» WORK REQUEST A:
Answer these questions using the R code excerpt:
(i) What fill color is set for the histogram of Republican sample means?
(ii) What t value does the Welch Two Sample t-test report?
(iii) What mean in group Democrat does the t-test list under sample estimates?
» WORK REQUEST B: In the R code excerpt, rewrite the part that opens with the words containing "## Warning: Removed 1" and closes with "head(VD2019_recoded)", substituting "Independent" for "Republican".

** Opening SUPPLIED PASSAGE block **

Demdata<-VD2019_recoded%>%
filter(Party=="Democrat")
Repdata<-VD2019_recoded%>%
filter(Party=="Republican")
sample(Demdata$WealthyWhiteMen,40)%>%
mean(na.rm=TRUE)
## [1] 29.33333
sample(Repdata$WealthyWhiteMen,40)%>%
mean(na.rm=TRUE)
## [1] 67.33333
replicate(10000,
sample(Demdata$WealthyWhiteMen,40)%>%
mean(na.rm=TRUE)
)%>%
data.frame()%>%
rename("mean"=1) %>%
ggplot()+
geom_histogram(aes(x=mean),fill="blue")+
theme_classic()
## `stat_bin()` using `bins = 30`. Pick better value with `binwidth`.
## Warning: Removed 2 rows containing non-finite values (stat_bin).
replicate(10000,
sample(Repdata$WealthyWhiteMen,40)%>%
mean(na.rm=TRUE)
)%>%
data.frame()%>%
rename("mean"=1) %>%
ggplot()+
geom_histogram(aes(x=mean),fill="red")+
theme_classic()
## `stat_bin()` using `bins = 30`. Pick better value with `binwidth`.
## Warning: Removed 1 rows containing non-finite values (stat_bin).
VD2019_recodedww<-VD2019_recoded%>%
select(Party,WealthyWhiteMen)%>%
filter(Party %in% c("Democrat","Republican"))
head(VD2019_recoded)
## Party WealthCharity Wealthjobs WealthyWhiteMen WealthywhiteWomen
## 1 Republican <NA> <NA> NA NA
## 2 Democrat Not very well Not very well NA NA
## 3 Democrat Not very well Not very well NA NA
## 4 Democrat <NA> <NA> NA NA
## 5 Democrat <NA> <NA> NA NA
## 6 Democrat Not very well Not very well NA NA
## WealthyBlackMen WealthyBlackWomen
## 1 NA NA
## 2 50 NA
## 3 85 NA
## 4 NA NA
## 5 NA NA
## 6 90 NA
t.test(WealthyWhiteMen~Party,data=VD2019_recoded)
##
## Welch Two Sample t-test
##
## data: WealthyWhiteMen by Party
## t = -10.92, df = 596.39, p-value < 2.2e-16
## alternative hypothesis: true difference in means is not equal to 0
## 95 percent confidence interval:
## -28.44641 -19.77399
## sample estimates:
## mean in group Democrat mean in group Republican
## 36.28155 60.39175
From the bar chart, I can see that the republicans have a higher average feel (60) towards wealthy white men than democrats (36).

** Closing SUPPLIED PASSAGE block **
** Opening SOURCE INFORMATION block **

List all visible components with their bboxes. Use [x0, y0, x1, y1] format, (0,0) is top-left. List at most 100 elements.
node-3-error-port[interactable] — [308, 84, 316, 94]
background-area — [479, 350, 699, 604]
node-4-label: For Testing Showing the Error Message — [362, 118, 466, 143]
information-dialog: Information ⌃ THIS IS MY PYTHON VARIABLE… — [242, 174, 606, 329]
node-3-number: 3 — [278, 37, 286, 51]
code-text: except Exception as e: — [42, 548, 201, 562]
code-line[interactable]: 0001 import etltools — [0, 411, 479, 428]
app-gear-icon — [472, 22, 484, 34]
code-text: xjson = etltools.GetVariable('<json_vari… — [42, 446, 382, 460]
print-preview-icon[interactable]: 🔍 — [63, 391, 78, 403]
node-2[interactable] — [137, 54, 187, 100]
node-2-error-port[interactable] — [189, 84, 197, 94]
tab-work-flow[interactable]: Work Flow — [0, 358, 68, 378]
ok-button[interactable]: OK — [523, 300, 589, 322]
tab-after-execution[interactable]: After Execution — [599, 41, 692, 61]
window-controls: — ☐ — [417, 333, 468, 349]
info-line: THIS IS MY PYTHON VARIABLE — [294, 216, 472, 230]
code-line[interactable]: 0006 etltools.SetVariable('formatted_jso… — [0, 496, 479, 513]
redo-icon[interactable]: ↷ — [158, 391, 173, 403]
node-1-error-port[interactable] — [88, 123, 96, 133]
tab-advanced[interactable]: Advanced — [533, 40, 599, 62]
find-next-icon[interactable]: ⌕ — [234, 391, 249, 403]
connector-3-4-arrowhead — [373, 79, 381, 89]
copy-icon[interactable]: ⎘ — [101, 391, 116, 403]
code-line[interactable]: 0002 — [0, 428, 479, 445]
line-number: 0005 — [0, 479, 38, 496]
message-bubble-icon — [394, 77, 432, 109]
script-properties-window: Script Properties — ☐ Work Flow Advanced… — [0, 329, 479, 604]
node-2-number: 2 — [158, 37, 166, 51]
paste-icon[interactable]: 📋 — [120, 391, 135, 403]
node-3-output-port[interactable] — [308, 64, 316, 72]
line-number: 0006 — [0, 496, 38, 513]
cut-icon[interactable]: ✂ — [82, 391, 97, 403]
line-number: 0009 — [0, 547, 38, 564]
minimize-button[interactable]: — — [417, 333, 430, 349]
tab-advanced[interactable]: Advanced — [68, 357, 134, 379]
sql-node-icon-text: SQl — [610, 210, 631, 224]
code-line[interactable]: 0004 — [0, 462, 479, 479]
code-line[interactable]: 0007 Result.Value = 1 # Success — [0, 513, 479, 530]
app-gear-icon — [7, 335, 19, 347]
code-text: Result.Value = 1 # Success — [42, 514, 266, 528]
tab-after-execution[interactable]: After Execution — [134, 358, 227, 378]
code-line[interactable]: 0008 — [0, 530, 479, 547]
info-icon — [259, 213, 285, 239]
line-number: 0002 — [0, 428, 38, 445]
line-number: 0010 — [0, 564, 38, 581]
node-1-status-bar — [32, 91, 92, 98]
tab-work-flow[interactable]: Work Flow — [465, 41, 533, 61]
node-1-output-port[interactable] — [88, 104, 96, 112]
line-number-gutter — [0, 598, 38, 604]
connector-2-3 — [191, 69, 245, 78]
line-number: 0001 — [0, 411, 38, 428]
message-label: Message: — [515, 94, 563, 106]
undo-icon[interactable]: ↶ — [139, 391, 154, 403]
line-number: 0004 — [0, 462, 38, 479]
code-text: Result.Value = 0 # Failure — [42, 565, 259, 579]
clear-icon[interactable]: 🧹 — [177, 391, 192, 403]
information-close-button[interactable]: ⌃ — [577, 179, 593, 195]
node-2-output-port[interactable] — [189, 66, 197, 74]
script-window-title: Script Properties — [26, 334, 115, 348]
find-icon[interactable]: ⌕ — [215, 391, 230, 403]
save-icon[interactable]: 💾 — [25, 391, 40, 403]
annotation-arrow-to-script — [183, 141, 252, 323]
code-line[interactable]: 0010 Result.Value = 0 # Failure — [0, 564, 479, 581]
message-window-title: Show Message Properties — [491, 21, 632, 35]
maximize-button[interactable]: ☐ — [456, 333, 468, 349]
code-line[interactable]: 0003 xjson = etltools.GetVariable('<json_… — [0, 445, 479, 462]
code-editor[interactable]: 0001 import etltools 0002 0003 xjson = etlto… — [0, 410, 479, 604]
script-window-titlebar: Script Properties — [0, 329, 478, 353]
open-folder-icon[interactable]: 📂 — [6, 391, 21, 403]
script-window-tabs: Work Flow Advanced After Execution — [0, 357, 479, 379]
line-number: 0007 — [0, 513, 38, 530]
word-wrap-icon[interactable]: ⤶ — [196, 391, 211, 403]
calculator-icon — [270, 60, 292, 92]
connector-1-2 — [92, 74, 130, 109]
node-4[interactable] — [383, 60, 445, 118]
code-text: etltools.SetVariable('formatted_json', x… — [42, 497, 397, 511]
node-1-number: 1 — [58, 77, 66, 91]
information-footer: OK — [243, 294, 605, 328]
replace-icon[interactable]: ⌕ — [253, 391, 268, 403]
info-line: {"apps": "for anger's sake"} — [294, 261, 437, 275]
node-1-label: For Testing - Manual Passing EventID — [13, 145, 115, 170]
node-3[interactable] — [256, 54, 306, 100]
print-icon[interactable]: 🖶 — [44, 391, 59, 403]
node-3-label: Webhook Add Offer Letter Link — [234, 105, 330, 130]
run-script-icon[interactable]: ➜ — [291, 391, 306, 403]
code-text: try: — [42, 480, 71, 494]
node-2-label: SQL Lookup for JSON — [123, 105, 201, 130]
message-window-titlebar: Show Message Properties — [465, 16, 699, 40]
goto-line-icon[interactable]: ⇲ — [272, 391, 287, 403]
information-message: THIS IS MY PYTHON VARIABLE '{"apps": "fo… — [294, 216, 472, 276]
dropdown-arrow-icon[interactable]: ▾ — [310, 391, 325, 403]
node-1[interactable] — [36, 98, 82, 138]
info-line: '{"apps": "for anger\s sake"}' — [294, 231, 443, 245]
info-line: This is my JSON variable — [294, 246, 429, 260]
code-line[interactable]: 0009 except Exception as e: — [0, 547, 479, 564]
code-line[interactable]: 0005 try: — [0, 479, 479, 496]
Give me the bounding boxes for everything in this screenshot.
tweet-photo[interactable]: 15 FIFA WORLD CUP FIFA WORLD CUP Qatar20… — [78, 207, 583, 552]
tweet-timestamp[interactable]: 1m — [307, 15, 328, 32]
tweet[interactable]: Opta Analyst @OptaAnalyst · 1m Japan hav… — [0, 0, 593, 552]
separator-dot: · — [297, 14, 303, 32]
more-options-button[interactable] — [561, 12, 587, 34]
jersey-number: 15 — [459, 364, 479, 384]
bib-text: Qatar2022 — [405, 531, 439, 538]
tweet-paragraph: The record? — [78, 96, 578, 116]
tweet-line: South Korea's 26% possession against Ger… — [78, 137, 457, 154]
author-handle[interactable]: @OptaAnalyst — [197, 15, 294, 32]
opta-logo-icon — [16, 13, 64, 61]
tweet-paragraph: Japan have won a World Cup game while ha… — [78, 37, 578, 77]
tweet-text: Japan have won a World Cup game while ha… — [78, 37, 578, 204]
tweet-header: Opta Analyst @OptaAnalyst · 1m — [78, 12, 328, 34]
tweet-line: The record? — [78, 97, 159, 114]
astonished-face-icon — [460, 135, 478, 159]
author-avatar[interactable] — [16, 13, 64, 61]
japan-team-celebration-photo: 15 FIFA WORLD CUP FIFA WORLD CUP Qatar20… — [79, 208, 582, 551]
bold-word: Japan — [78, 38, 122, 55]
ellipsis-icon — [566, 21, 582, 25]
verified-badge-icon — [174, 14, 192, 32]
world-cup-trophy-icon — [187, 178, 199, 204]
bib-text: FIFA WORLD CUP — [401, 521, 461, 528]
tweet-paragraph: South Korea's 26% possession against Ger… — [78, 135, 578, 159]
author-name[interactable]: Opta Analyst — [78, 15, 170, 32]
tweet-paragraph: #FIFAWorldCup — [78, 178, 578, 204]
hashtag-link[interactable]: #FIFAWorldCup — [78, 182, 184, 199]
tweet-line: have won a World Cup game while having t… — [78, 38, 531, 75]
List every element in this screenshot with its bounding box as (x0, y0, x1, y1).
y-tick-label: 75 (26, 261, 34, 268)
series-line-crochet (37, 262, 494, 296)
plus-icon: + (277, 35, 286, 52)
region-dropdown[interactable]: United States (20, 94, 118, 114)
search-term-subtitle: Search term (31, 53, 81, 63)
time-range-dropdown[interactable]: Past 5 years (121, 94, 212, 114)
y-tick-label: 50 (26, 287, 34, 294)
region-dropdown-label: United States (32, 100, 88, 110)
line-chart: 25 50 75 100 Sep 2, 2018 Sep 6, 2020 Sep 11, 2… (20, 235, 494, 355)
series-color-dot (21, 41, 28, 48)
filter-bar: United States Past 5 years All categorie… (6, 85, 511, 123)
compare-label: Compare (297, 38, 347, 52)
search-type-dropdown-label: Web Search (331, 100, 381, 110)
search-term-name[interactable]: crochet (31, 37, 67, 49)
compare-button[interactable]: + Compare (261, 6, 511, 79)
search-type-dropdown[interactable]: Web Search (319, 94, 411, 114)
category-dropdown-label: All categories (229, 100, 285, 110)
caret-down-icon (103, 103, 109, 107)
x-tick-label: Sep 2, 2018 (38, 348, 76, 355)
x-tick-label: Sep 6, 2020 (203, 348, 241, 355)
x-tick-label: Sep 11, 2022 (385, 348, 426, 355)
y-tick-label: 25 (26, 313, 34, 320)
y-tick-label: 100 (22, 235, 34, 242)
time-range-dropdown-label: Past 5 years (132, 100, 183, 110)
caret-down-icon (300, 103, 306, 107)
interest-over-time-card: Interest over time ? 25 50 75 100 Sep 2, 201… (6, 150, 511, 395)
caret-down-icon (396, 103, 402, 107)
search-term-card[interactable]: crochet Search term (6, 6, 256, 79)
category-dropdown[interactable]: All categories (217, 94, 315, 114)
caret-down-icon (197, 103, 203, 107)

** Closing SOURCE INFORMATION block **

» PROBLEM SOLUTION A:
(i) Red
(ii) -10.92
(iii) 36.28155

» PROBLEM SOLUTION B:
## Warning: Removed 1 rows containing non-finite values (stat_bin).
VD2019_recodedww<-VD2019_recoded%>%
select(Party,WealthyWhiteMen)%>%
filter(Party %in% c("Democrat","Independent"))
head(VD2019_recoded)